Reproduce every record below exactly as written, leaving out any pictures.

-- DATA LISTING start --

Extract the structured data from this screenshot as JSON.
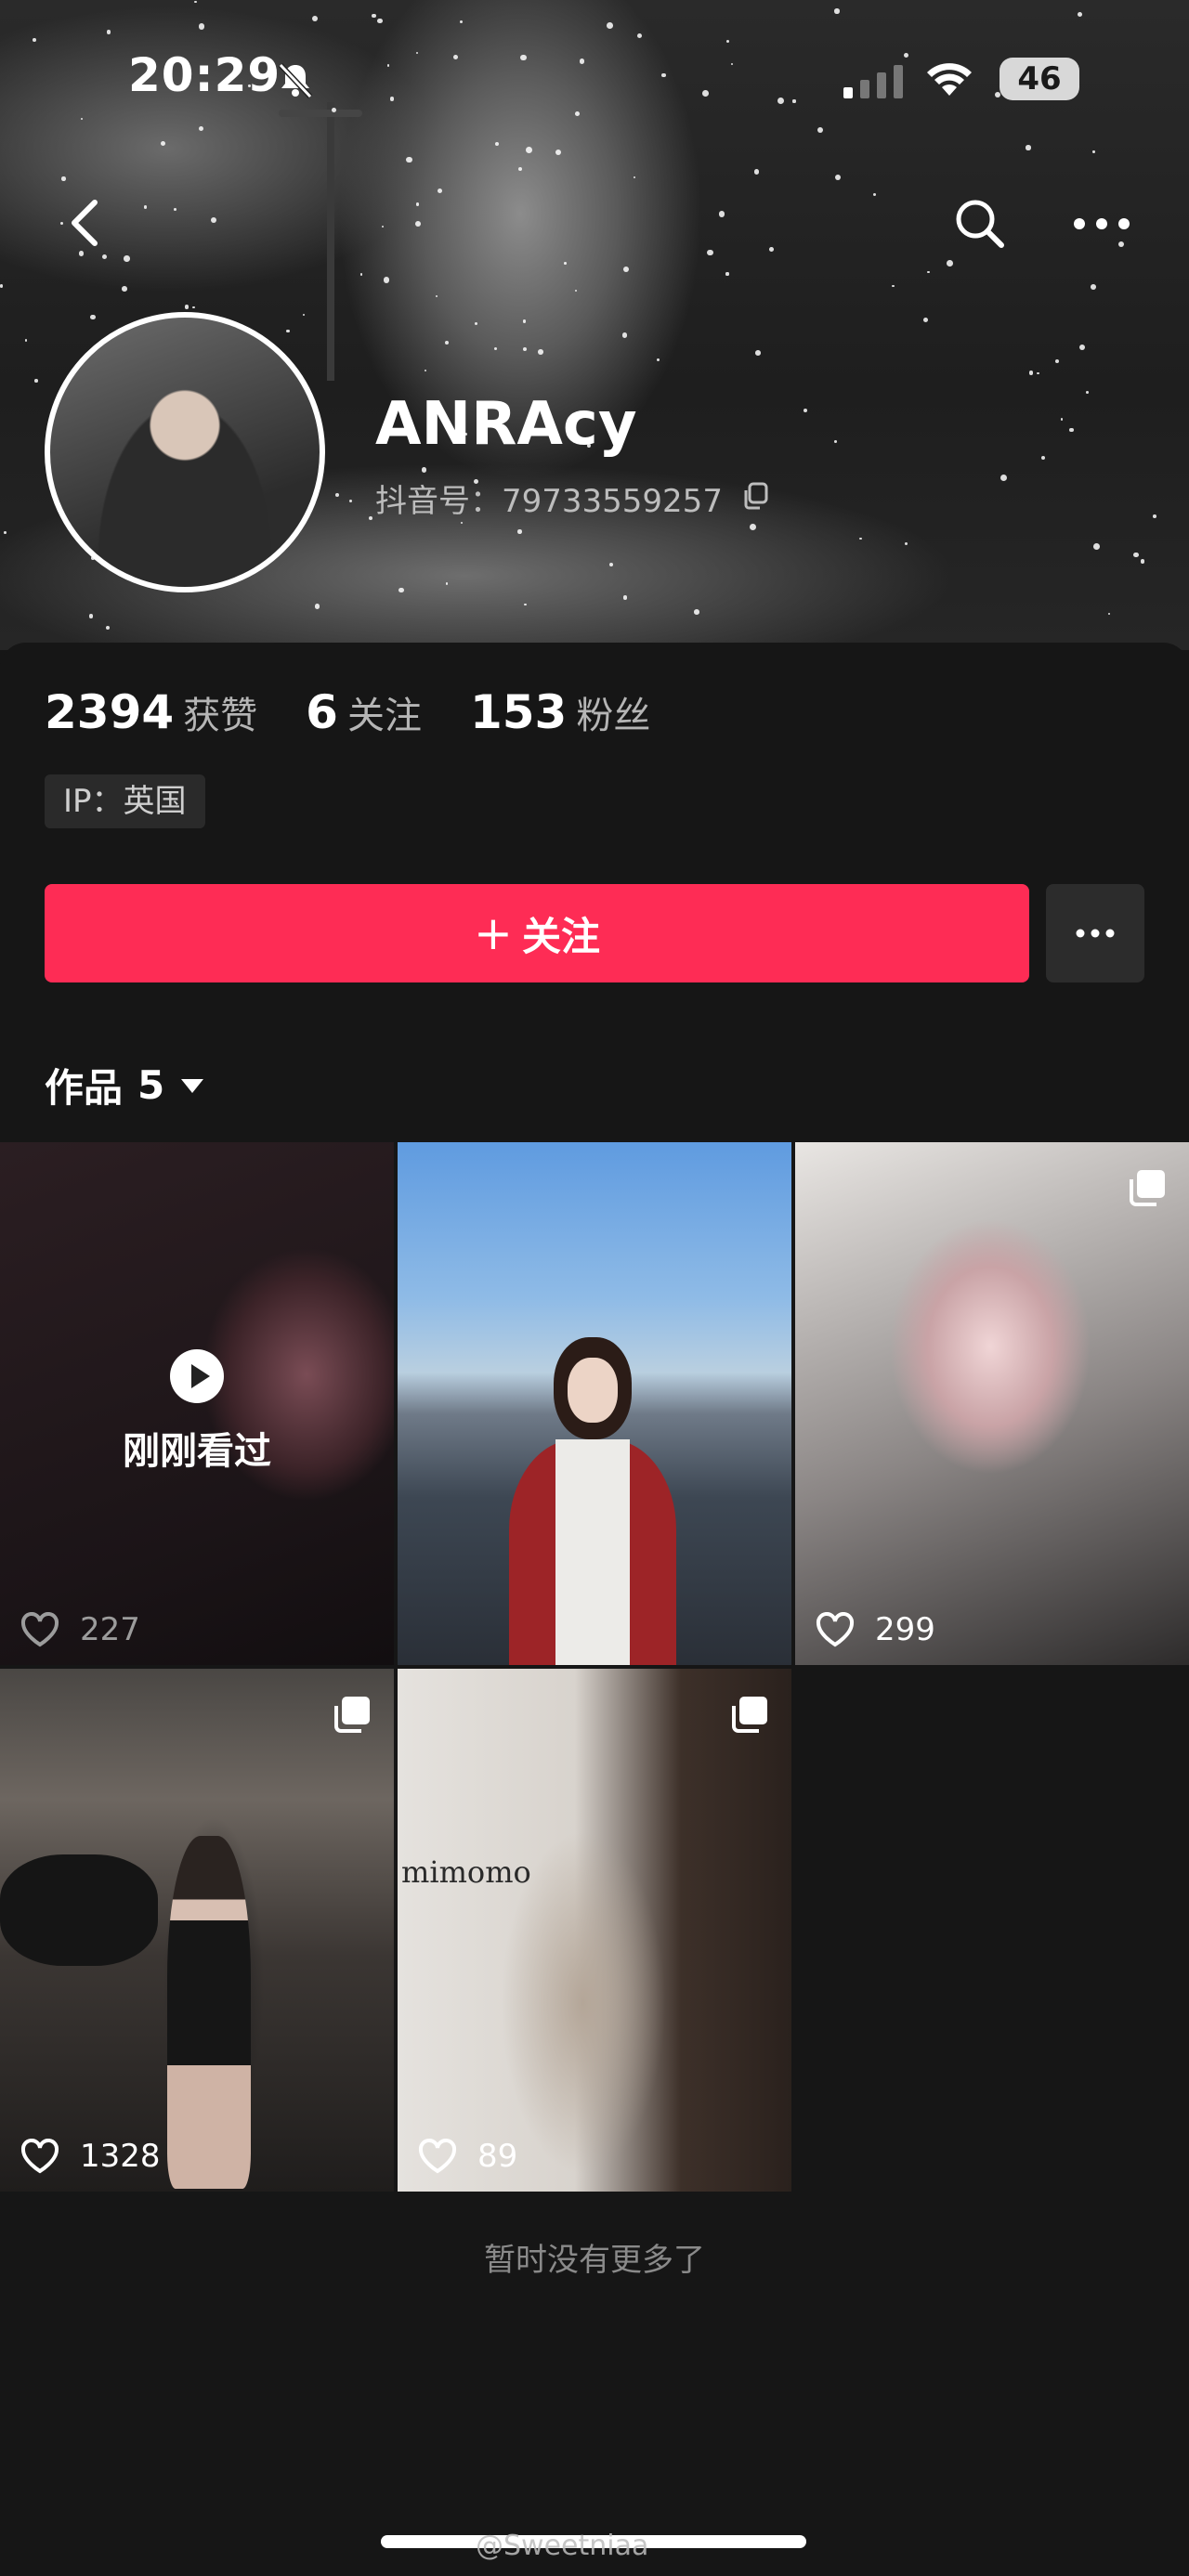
{
  "status_bar": {
    "time": "20:29",
    "battery": "46"
  },
  "profile": {
    "nickname": "ANRAcy",
    "douyin_id": "抖音号：79733559257",
    "stats": [
      {
        "value": "2394",
        "label": "获赞"
      },
      {
        "value": "6",
        "label": "关注"
      },
      {
        "value": "153",
        "label": "粉丝"
      }
    ],
    "ip": "IP：英国"
  },
  "actions": {
    "follow_label": "关注",
    "follow_plus": "+"
  },
  "works_tab": {
    "label": "作品",
    "count": "5"
  },
  "works": [
    {
      "likes": "227",
      "overlay": "刚刚看过",
      "multi": false
    },
    {
      "likes": "",
      "multi": false
    },
    {
      "likes": "299",
      "multi": true
    },
    {
      "likes": "1328",
      "multi": true
    },
    {
      "likes": "89",
      "multi": true,
      "sign_text": "mimomo"
    }
  ],
  "footer": {
    "no_more": "暂时没有更多了",
    "watermark": "@Sweetniaa"
  },
  "colors": {
    "accent": "#fe2c55",
    "background": "#161616"
  }
}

-- DATA LISTING end --

**FULL ANSWER**
Extract the structured data from this screenshot as JSON.
{
  "status_bar": {
    "time": "20:29",
    "battery": "46"
  },
  "profile": {
    "nickname": "ANRAcy",
    "douyin_id": "抖音号：79733559257",
    "stats": [
      {
        "value": "2394",
        "label": "获赞"
      },
      {
        "value": "6",
        "label": "关注"
      },
      {
        "value": "153",
        "label": "粉丝"
      }
    ],
    "ip": "IP：英国"
  },
  "actions": {
    "follow_label": "关注",
    "follow_plus": "+"
  },
  "works_tab": {
    "label": "作品",
    "count": "5"
  },
  "works": [
    {
      "likes": "227",
      "overlay": "刚刚看过",
      "multi": false
    },
    {
      "likes": "",
      "multi": false
    },
    {
      "likes": "299",
      "multi": true
    },
    {
      "likes": "1328",
      "multi": true
    },
    {
      "likes": "89",
      "multi": true,
      "sign_text": "mimomo"
    }
  ],
  "footer": {
    "no_more": "暂时没有更多了",
    "watermark": "@Sweetniaa"
  },
  "colors": {
    "accent": "#fe2c55",
    "background": "#161616"
  }
}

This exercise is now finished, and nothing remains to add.